>> BEGIN Data supplied

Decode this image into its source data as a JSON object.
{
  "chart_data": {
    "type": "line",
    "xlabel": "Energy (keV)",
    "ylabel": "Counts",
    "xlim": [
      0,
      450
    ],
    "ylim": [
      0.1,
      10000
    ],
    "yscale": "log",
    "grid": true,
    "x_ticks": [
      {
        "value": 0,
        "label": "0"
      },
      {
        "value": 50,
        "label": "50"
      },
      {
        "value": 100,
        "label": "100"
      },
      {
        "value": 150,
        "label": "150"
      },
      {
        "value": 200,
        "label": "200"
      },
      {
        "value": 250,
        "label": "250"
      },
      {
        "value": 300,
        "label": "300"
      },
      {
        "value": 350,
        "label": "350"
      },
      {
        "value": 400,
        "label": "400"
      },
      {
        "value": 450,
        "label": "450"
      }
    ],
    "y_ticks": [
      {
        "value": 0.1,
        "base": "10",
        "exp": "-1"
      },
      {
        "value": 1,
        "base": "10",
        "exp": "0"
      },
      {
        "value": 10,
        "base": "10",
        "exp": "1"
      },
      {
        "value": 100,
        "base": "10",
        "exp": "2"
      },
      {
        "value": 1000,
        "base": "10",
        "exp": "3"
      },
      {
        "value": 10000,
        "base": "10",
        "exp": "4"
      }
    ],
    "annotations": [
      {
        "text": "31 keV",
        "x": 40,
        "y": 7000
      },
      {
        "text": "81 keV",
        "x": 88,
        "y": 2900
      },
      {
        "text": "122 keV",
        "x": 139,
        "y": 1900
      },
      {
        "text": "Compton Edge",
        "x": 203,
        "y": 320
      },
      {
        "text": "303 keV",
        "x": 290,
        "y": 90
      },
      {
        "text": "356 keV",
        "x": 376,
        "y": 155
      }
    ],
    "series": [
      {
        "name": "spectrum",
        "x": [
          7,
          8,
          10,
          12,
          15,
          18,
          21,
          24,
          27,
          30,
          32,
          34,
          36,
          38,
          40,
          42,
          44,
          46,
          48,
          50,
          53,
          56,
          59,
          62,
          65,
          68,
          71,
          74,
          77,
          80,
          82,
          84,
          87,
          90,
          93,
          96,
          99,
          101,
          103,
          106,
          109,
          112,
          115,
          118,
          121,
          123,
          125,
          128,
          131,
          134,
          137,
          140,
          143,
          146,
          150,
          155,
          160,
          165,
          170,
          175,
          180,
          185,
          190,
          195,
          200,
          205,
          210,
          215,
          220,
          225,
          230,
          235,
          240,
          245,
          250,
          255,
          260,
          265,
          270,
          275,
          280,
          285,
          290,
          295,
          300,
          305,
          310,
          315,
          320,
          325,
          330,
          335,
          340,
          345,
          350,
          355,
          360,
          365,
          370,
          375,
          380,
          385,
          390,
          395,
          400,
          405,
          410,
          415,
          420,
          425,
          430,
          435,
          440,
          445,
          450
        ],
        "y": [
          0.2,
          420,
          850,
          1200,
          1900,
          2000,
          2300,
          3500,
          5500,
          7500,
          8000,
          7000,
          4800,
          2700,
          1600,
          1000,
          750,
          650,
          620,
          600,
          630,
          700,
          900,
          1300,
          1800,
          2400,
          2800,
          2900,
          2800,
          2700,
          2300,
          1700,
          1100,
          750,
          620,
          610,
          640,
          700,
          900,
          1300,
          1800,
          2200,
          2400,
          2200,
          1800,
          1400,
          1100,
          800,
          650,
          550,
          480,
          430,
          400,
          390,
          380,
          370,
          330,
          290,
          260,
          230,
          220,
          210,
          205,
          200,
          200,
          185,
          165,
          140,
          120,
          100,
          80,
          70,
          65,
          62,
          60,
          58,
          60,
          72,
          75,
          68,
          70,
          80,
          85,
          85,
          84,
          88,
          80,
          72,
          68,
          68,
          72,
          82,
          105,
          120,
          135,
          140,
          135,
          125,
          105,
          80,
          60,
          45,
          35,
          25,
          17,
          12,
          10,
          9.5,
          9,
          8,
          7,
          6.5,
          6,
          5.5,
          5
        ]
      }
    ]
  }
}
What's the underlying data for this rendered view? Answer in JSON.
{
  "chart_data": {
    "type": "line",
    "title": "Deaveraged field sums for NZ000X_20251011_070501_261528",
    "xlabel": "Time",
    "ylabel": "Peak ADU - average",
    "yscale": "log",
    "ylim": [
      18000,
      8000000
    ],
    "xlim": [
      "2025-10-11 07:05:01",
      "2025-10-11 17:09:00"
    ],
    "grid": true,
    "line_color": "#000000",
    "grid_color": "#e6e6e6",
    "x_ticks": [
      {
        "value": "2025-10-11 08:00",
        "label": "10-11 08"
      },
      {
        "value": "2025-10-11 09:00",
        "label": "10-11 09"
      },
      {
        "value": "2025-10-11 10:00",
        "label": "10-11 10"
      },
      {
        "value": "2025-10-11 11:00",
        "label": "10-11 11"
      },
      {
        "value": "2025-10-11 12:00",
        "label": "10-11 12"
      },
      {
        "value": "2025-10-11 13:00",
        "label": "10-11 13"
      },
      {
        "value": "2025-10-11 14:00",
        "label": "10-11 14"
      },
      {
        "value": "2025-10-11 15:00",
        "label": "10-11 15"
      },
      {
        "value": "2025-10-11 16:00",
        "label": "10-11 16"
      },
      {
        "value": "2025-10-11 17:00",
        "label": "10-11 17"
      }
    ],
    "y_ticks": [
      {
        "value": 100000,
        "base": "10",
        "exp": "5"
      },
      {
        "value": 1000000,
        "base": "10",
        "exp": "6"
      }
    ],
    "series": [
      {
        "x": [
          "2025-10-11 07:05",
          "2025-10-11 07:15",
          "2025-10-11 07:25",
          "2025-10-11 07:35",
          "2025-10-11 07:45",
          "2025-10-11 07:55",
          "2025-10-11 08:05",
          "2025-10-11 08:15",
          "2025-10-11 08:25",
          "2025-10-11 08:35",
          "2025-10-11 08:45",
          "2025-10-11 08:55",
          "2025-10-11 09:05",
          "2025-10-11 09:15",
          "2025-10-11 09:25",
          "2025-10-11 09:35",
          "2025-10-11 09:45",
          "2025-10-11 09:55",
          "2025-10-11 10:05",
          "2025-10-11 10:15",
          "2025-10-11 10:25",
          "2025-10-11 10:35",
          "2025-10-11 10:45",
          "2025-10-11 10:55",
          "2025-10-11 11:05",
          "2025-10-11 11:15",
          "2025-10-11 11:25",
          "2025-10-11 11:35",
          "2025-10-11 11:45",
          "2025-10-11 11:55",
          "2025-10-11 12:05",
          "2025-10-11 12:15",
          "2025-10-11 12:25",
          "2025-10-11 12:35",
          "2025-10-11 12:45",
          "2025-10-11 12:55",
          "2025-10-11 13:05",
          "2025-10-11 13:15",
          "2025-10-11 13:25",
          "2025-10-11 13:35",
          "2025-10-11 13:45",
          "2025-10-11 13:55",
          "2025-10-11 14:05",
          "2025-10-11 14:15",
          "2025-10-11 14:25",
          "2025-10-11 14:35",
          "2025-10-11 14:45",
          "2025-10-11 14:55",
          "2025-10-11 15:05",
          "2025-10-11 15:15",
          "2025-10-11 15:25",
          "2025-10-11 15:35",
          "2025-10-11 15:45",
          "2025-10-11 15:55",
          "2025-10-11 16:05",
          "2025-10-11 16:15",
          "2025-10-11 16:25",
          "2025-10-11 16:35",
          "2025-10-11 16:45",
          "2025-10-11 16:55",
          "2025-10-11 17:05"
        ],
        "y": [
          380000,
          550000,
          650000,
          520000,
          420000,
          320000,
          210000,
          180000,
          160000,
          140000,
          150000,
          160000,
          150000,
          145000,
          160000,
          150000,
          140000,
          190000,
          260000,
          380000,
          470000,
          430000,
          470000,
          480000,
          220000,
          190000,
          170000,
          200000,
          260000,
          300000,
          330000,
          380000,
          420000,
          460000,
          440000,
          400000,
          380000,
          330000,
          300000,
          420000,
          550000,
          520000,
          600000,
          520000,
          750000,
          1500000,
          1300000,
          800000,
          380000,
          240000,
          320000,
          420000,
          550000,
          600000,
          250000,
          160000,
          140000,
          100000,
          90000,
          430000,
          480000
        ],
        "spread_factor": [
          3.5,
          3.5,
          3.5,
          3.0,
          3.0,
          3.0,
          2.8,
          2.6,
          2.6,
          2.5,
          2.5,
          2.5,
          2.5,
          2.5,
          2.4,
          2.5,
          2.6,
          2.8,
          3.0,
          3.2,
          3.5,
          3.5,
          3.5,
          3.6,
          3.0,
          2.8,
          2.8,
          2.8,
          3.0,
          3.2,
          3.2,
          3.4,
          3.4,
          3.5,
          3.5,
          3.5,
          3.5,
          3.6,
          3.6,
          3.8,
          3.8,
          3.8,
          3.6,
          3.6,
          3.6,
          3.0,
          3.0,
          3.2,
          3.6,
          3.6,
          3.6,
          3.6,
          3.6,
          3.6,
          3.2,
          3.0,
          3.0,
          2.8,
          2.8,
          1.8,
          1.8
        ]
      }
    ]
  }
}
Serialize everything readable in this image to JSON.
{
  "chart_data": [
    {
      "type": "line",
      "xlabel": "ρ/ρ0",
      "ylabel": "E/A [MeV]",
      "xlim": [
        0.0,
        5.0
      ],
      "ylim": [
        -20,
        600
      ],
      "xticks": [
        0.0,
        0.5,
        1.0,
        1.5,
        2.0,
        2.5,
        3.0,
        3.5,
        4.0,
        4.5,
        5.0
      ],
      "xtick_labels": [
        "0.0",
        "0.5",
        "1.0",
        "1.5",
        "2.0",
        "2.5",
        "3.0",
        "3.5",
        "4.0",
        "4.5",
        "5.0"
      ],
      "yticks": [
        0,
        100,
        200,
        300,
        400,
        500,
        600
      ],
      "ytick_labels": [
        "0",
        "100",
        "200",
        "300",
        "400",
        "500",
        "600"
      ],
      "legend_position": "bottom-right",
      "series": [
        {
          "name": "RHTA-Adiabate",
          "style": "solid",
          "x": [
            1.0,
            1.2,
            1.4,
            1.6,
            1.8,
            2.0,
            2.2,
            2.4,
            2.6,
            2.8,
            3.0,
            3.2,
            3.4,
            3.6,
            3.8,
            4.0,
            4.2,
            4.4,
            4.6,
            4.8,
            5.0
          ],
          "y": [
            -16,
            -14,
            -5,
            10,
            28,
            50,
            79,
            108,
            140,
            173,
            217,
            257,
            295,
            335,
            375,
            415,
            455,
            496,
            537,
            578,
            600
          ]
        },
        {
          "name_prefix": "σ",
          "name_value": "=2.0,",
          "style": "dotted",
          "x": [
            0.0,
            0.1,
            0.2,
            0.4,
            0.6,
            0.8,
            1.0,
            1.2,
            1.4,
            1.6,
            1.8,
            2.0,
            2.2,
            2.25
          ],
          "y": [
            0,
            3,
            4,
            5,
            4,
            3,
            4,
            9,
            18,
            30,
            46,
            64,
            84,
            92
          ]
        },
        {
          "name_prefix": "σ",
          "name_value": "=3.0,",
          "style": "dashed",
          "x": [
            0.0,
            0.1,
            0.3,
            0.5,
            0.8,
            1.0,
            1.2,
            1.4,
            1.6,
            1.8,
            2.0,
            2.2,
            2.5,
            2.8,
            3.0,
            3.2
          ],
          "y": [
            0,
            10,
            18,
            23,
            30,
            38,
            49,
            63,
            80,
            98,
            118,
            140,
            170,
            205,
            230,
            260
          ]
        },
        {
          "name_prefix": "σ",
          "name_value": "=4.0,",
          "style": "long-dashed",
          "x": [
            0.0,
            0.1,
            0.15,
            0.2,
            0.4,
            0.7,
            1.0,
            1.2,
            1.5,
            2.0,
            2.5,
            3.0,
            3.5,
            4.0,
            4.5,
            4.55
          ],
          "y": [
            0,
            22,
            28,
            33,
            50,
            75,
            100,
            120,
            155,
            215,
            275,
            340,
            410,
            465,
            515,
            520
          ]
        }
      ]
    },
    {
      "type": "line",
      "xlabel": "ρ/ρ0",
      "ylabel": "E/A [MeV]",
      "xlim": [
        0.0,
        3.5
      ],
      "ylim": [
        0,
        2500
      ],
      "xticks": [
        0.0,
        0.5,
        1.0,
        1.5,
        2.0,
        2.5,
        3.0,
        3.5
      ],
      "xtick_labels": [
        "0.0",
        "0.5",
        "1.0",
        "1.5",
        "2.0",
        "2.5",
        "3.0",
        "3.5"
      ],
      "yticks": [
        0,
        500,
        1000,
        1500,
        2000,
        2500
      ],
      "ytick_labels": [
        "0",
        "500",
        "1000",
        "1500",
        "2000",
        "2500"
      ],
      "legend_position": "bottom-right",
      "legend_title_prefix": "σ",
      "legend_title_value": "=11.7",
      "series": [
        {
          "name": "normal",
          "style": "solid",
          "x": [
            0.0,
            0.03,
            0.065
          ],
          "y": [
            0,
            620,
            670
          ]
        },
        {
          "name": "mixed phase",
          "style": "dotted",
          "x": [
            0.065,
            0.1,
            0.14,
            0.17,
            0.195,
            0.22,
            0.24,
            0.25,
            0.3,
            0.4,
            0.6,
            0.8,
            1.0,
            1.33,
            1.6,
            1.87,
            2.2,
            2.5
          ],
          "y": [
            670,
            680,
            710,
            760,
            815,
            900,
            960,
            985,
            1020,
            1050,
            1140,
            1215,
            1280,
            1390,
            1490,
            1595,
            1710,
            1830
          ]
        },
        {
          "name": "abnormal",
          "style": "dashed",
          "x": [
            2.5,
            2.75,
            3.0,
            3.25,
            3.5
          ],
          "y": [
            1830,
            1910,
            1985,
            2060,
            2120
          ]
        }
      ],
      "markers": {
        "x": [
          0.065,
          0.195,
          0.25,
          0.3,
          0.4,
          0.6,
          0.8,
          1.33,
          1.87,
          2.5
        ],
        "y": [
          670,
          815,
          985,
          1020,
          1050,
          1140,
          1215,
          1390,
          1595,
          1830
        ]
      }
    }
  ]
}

>> END Data supplied

◆ Short exercise: Above is a listing; report how many of its lines include the word "text", giving the number only.

◆ Solution below: 6